PROBLEM DETAILS — Filter these entries, keeping only lines that hold the word "tRNA".

DATA FOR PROCESSING —
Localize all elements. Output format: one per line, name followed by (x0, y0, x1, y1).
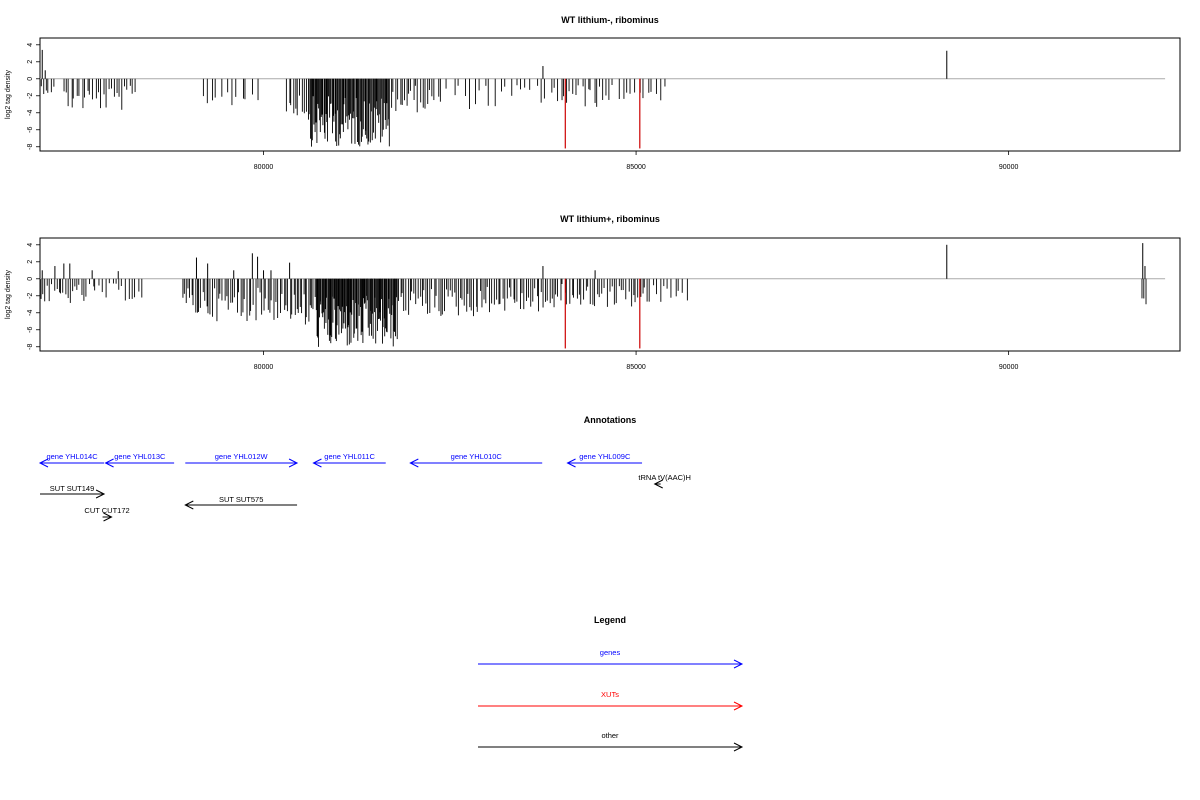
legend-arrow-head (733, 742, 744, 752)
feature-arrow-head (288, 458, 299, 468)
x-tick-label: 80000 (254, 164, 274, 171)
legend-label: genes (600, 648, 621, 657)
annotation-feature: SUT SUT149 (40, 484, 106, 499)
x-tick-label: 80000 (254, 364, 274, 371)
feature-label: tRNA tV(AAC)H (638, 473, 691, 482)
feature-label: gene YHL014C (46, 452, 98, 461)
feature-label: CUT CUT172 (84, 506, 129, 515)
feature-label: gene YHL010C (451, 452, 503, 461)
track-panel-lithium-minus: WT lithium-, ribominus log2 tag density 4 2… (5, 15, 1181, 171)
y-axis-label: log2 tag density (5, 69, 12, 119)
plot-frame (39, 37, 1181, 152)
feature-arrow-head (653, 479, 663, 489)
y-tick-label: -4 (27, 310, 34, 316)
legend-label: XUTs (601, 690, 619, 699)
legend-arrow-head (733, 659, 744, 669)
legend-panel: Legend genes XUTs other (478, 615, 744, 752)
feature-arrow-head (103, 512, 113, 522)
feature-label: gene YHL009C (579, 452, 631, 461)
annotation-feature: gene YHL012W (185, 452, 299, 468)
feature-arrow-head (184, 500, 194, 510)
feature-label: SUT SUT149 (50, 484, 94, 493)
y-tick-label: 0 (27, 77, 34, 81)
x-tick-label: 90000 (999, 364, 1019, 371)
legend-item: XUTs (478, 690, 744, 711)
y-tick-label: 2 (27, 60, 34, 64)
y-tick-label: -6 (27, 327, 34, 333)
y-tick-label: 4 (27, 243, 34, 247)
legend-label: other (601, 731, 619, 740)
annotation-feature: SUT SUT575 (184, 495, 298, 510)
feature-arrow-head (312, 458, 322, 468)
track-panel-lithium-plus: WT lithium+, ribominus log2 tag density 4 2… (5, 214, 1181, 371)
annotation-feature: gene YHL010C (409, 452, 543, 468)
annotation-feature: CUT CUT172 (84, 506, 130, 522)
x-tick-label: 90000 (999, 164, 1019, 171)
annotation-feature: gene YHL014C (38, 452, 105, 468)
legend-arrow-head (733, 701, 744, 711)
annotations-title: Annotations (584, 415, 637, 425)
feature-arrow-head (566, 458, 576, 468)
y-tick-label: -2 (27, 293, 34, 299)
plot-frame (39, 237, 1181, 352)
legend-title: Legend (594, 615, 626, 625)
annotation-feature: gene YHL011C (312, 452, 386, 468)
y-axis-label: log2 tag density (5, 269, 12, 319)
x-tick-label: 85000 (626, 164, 646, 171)
feature-label: gene YHL013C (114, 452, 166, 461)
annotations-panel: Annotations gene YHL014C gene YHL013C gene… (38, 415, 691, 522)
y-tick-label: 0 (27, 277, 34, 281)
y-tick-label: 4 (27, 43, 34, 47)
feature-label: gene YHL012W (215, 452, 269, 461)
chart-title: WT lithium+, ribominus (560, 214, 660, 224)
feature-arrow-head (95, 489, 106, 499)
y-tick-label: -6 (27, 127, 34, 133)
annotation-feature: gene YHL009C (566, 452, 643, 468)
y-tick-label: -4 (27, 110, 34, 116)
feature-arrow-head (104, 458, 114, 468)
legend-item: other (478, 731, 744, 752)
feature-arrow-head (409, 458, 419, 468)
x-tick-label: 85000 (626, 364, 646, 371)
legend-item: genes (478, 648, 744, 669)
chart-title: WT lithium-, ribominus (561, 15, 659, 25)
annotation-feature: tRNA tV(AAC)H (638, 473, 691, 489)
feature-label: SUT SUT575 (219, 495, 263, 504)
y-tick-label: -2 (27, 93, 34, 99)
annotation-feature: gene YHL013C (104, 452, 175, 468)
y-tick-label: 2 (27, 260, 34, 264)
y-tick-label: -8 (27, 144, 34, 150)
feature-label: gene YHL011C (324, 452, 375, 461)
y-tick-label: -8 (27, 344, 34, 350)
feature-arrow-head (38, 458, 49, 468)
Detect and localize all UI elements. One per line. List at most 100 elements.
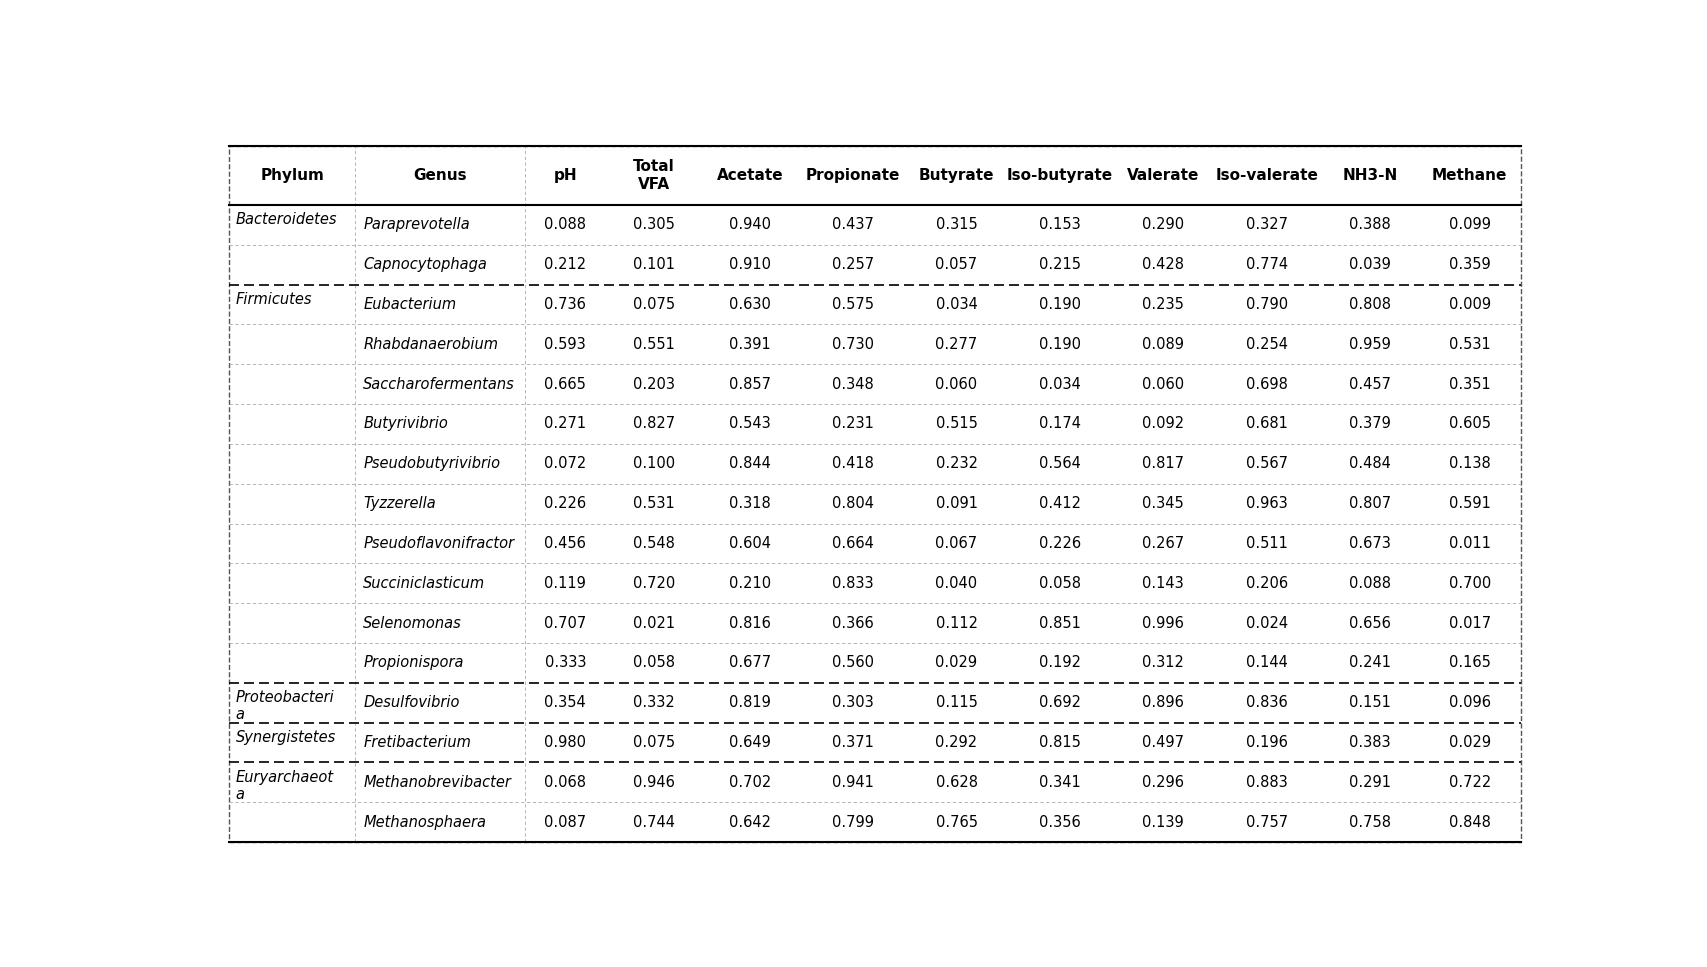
Text: pH: pH: [553, 168, 577, 183]
Text: 0.681: 0.681: [1244, 417, 1287, 431]
Text: 0.428: 0.428: [1142, 257, 1183, 273]
Text: 0.664: 0.664: [831, 536, 874, 551]
Text: 0.196: 0.196: [1244, 735, 1287, 750]
Text: Propionate: Propionate: [806, 168, 900, 183]
Text: 0.437: 0.437: [831, 218, 874, 232]
Text: Propionispora: Propionispora: [364, 656, 464, 670]
Text: 0.827: 0.827: [632, 417, 674, 431]
Text: 0.226: 0.226: [1038, 536, 1081, 551]
Text: Pseudoflavonifractor: Pseudoflavonifractor: [364, 536, 514, 551]
Text: Capnocytophaga: Capnocytophaga: [364, 257, 486, 273]
Text: 0.963: 0.963: [1244, 496, 1287, 512]
Text: 0.060: 0.060: [935, 377, 976, 392]
Text: 0.736: 0.736: [545, 297, 586, 312]
Text: 0.254: 0.254: [1244, 337, 1287, 352]
Text: 0.946: 0.946: [633, 775, 674, 790]
Text: 0.551: 0.551: [633, 337, 674, 352]
Text: 0.359: 0.359: [1448, 257, 1490, 273]
Text: 0.851: 0.851: [1038, 616, 1081, 630]
Text: 0.190: 0.190: [1038, 297, 1081, 312]
Text: 0.143: 0.143: [1142, 575, 1183, 591]
Text: 0.543: 0.543: [729, 417, 770, 431]
Text: 0.804: 0.804: [831, 496, 874, 512]
Text: Synergistetes: Synergistetes: [236, 730, 336, 745]
Text: 0.774: 0.774: [1244, 257, 1287, 273]
Text: 0.707: 0.707: [545, 616, 586, 630]
Text: 0.744: 0.744: [633, 814, 674, 830]
Text: 0.371: 0.371: [831, 735, 874, 750]
Text: 0.034: 0.034: [935, 297, 976, 312]
Text: 0.910: 0.910: [729, 257, 770, 273]
Text: 0.017: 0.017: [1448, 616, 1490, 630]
Text: 0.497: 0.497: [1142, 735, 1183, 750]
Text: 0.232: 0.232: [935, 456, 976, 471]
Text: 0.857: 0.857: [729, 377, 770, 392]
Text: 0.702: 0.702: [729, 775, 770, 790]
Text: Methane: Methane: [1430, 168, 1507, 183]
Text: Firmicutes: Firmicutes: [236, 292, 312, 307]
Text: Paraprevotella: Paraprevotella: [364, 218, 469, 232]
Text: 0.257: 0.257: [831, 257, 874, 273]
Text: 0.303: 0.303: [831, 695, 874, 710]
Text: 0.139: 0.139: [1142, 814, 1183, 830]
Text: 0.058: 0.058: [633, 656, 674, 670]
Text: 0.292: 0.292: [935, 735, 976, 750]
Text: 0.351: 0.351: [1448, 377, 1490, 392]
Text: 0.203: 0.203: [633, 377, 674, 392]
Text: 0.692: 0.692: [1038, 695, 1081, 710]
Text: 0.092: 0.092: [1142, 417, 1183, 431]
Text: 0.560: 0.560: [831, 656, 874, 670]
Text: 0.348: 0.348: [831, 377, 874, 392]
Text: 0.075: 0.075: [632, 735, 674, 750]
Text: 0.833: 0.833: [831, 575, 874, 591]
Text: 0.548: 0.548: [633, 536, 674, 551]
Text: 0.296: 0.296: [1142, 775, 1183, 790]
Text: 0.593: 0.593: [545, 337, 586, 352]
Text: 0.075: 0.075: [632, 297, 674, 312]
Text: Fretibacterium: Fretibacterium: [364, 735, 471, 750]
Text: 0.271: 0.271: [545, 417, 586, 431]
Text: Genus: Genus: [413, 168, 466, 183]
Text: 0.024: 0.024: [1244, 616, 1287, 630]
Text: 0.941: 0.941: [831, 775, 874, 790]
Text: 0.799: 0.799: [831, 814, 874, 830]
Text: 0.029: 0.029: [935, 656, 976, 670]
Text: 0.816: 0.816: [729, 616, 770, 630]
Text: 0.940: 0.940: [729, 218, 770, 232]
Text: 0.807: 0.807: [1349, 496, 1389, 512]
Text: Phylum: Phylum: [259, 168, 324, 183]
Text: 0.883: 0.883: [1244, 775, 1287, 790]
Text: 0.100: 0.100: [632, 456, 674, 471]
Text: 0.267: 0.267: [1142, 536, 1183, 551]
Text: 0.290: 0.290: [1142, 218, 1183, 232]
Text: 0.068: 0.068: [545, 775, 586, 790]
Text: 0.673: 0.673: [1349, 536, 1389, 551]
Text: 0.345: 0.345: [1142, 496, 1183, 512]
Text: 0.765: 0.765: [935, 814, 976, 830]
Text: 0.700: 0.700: [1448, 575, 1490, 591]
Text: Iso-butyrate: Iso-butyrate: [1005, 168, 1113, 183]
Text: 0.312: 0.312: [1142, 656, 1183, 670]
Text: 0.040: 0.040: [935, 575, 976, 591]
Text: 0.241: 0.241: [1349, 656, 1389, 670]
Text: 0.327: 0.327: [1244, 218, 1287, 232]
Text: 0.511: 0.511: [1244, 536, 1287, 551]
Text: 0.009: 0.009: [1448, 297, 1490, 312]
Text: Selenomonas: Selenomonas: [364, 616, 463, 630]
Text: Methanosphaera: Methanosphaera: [364, 814, 486, 830]
Text: 0.029: 0.029: [1448, 735, 1490, 750]
Text: 0.087: 0.087: [545, 814, 586, 830]
Text: Saccharofermentans: Saccharofermentans: [364, 377, 516, 392]
Text: 0.215: 0.215: [1038, 257, 1081, 273]
Text: 0.089: 0.089: [1142, 337, 1183, 352]
Text: 0.088: 0.088: [1349, 575, 1389, 591]
Text: 0.808: 0.808: [1349, 297, 1389, 312]
Text: Methanobrevibacter: Methanobrevibacter: [364, 775, 510, 790]
Text: 0.112: 0.112: [935, 616, 976, 630]
Text: Iso-valerate: Iso-valerate: [1214, 168, 1318, 183]
Text: 0.192: 0.192: [1038, 656, 1081, 670]
Text: 0.604: 0.604: [729, 536, 770, 551]
Text: Euryarchaeot
a: Euryarchaeot a: [236, 770, 333, 802]
Text: 0.698: 0.698: [1244, 377, 1287, 392]
Text: 0.366: 0.366: [831, 616, 874, 630]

ANSWER BOX —
feature-label: tRNA tV(AAC)H (638, 473, 691, 482)
annotation-feature: tRNA tV(AAC)H (638, 473, 691, 489)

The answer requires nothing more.